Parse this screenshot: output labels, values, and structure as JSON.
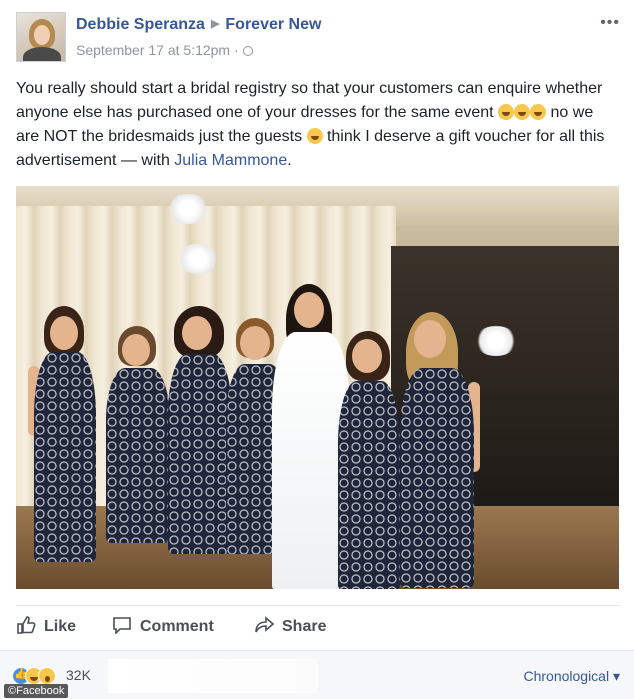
{
  "post": {
    "author": "Debbie Speranza",
    "page": "Forever New",
    "timestamp": "September 17 at 5:12pm",
    "more_label": "•••",
    "text_part1": "You really should start a bridal registry so that your customers can enquire whether anyone else has purchased one of your dresses for the same event ",
    "text_part2": " no we are NOT the bridesmaids just the guests ",
    "text_part3": " think I deserve a gift voucher for all this advertisement — with ",
    "tagged": "Julia Mammone",
    "text_end": "."
  },
  "actions": {
    "like_label": "Like",
    "comment_label": "Comment",
    "share_label": "Share"
  },
  "footer": {
    "reaction_count": "32K",
    "reaction_icons": [
      "like-icon",
      "haha-icon",
      "wow-icon"
    ],
    "sort_label": "Chronological ▾"
  },
  "watermark": "©Facebook",
  "colors": {
    "link": "#365899",
    "text": "#1d2129",
    "muted": "#90949c"
  }
}
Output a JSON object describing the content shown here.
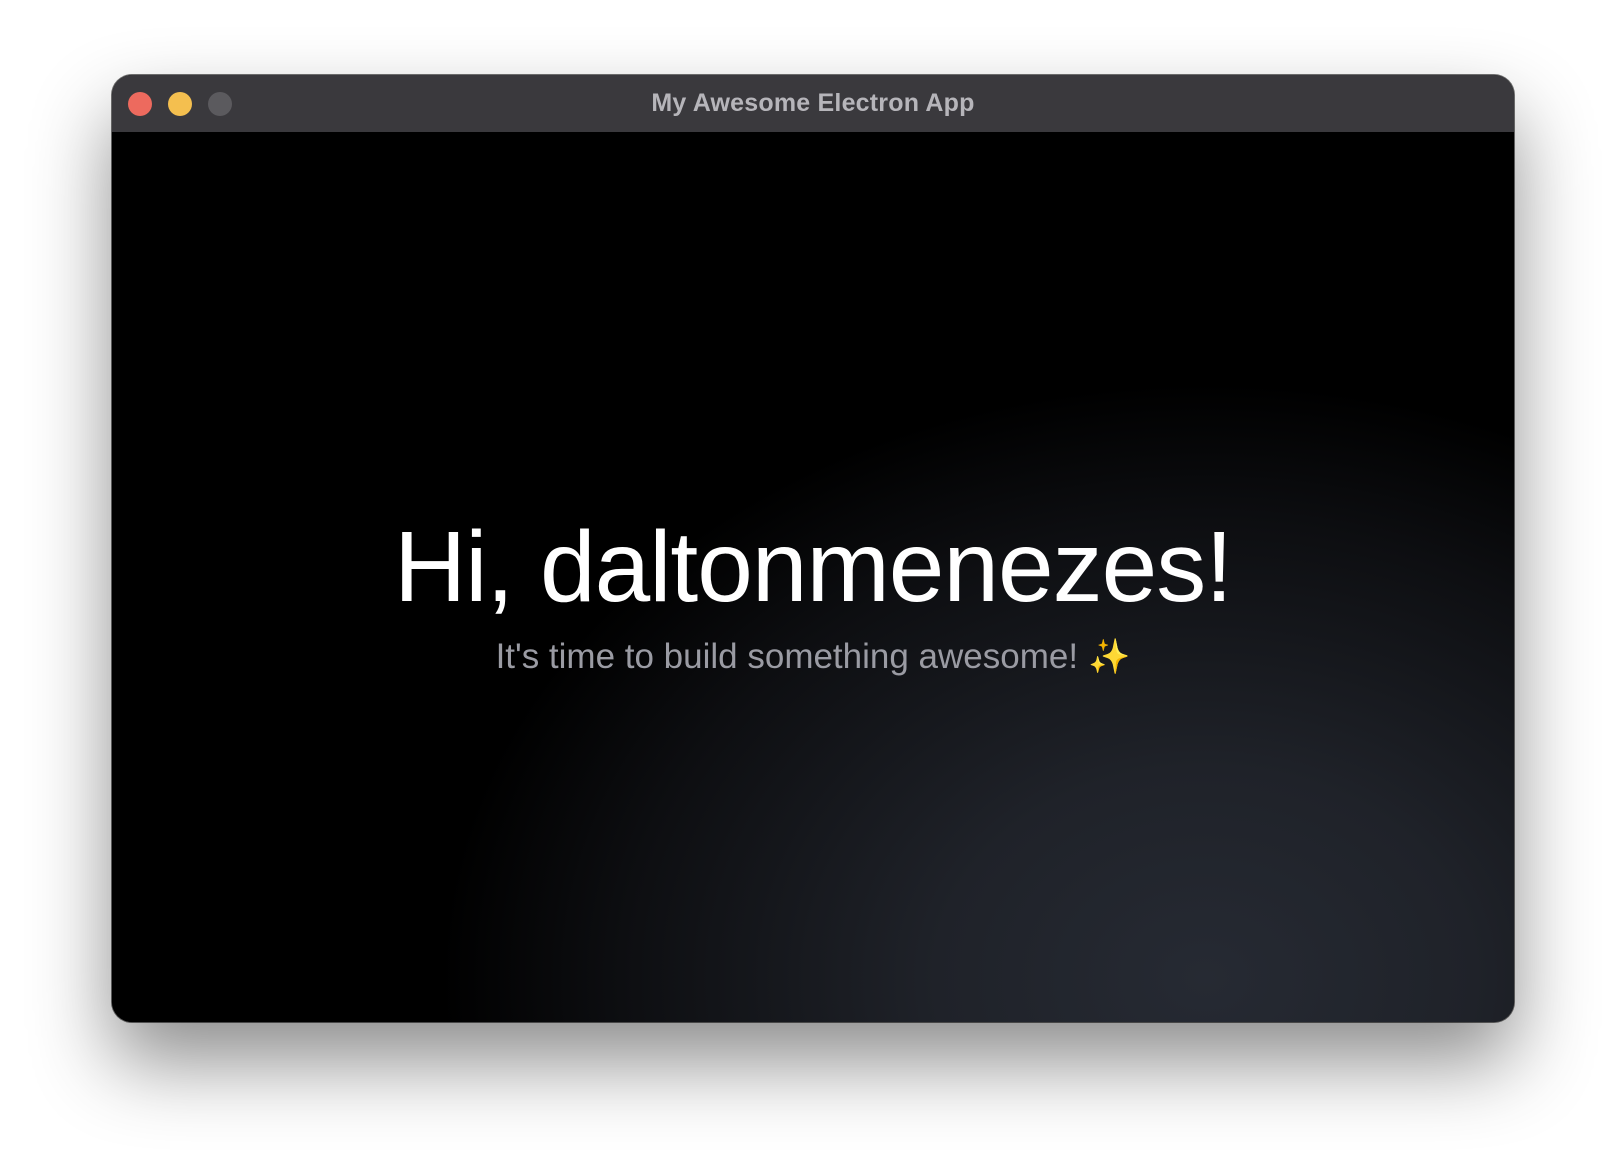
{
  "window": {
    "title": "My Awesome Electron App"
  },
  "traffic_lights": {
    "close": "#ed6a5e",
    "minimize": "#f4bf4f",
    "maximize": "#5b5a5e"
  },
  "content": {
    "headline": "Hi, daltonmenezes!",
    "subline": "It's time to build something awesome!",
    "sparkle": "✨"
  }
}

* * * * * * * * *

- [EXERCISE BRIEF]: Skip the pictures and transcribe the rest of the records exactly.

- [OUTPUT BELOW]:
Parse this screenshot: output labels, values, and structure as JSON.
{
  "post": {
    "author": "Debbie Speranza",
    "page": "Forever New",
    "timestamp": "September 17 at 5:12pm",
    "more_label": "•••",
    "text_part1": "You really should start a bridal registry so that your customers can enquire whether anyone else has purchased one of your dresses for the same event ",
    "text_part2": " no we are NOT the bridesmaids just the guests ",
    "text_part3": " think I deserve a gift voucher for all this advertisement — with ",
    "tagged": "Julia Mammone",
    "text_end": "."
  },
  "actions": {
    "like_label": "Like",
    "comment_label": "Comment",
    "share_label": "Share"
  },
  "footer": {
    "reaction_count": "32K",
    "reaction_icons": [
      "like-icon",
      "haha-icon",
      "wow-icon"
    ],
    "sort_label": "Chronological ▾"
  },
  "watermark": "©Facebook",
  "colors": {
    "link": "#365899",
    "text": "#1d2129",
    "muted": "#90949c"
  }
}
Output a JSON object describing the content shown here.
{
  "window": {
    "title": "My Awesome Electron App"
  },
  "traffic_lights": {
    "close": "#ed6a5e",
    "minimize": "#f4bf4f",
    "maximize": "#5b5a5e"
  },
  "content": {
    "headline": "Hi, daltonmenezes!",
    "subline": "It's time to build something awesome!",
    "sparkle": "✨"
  }
}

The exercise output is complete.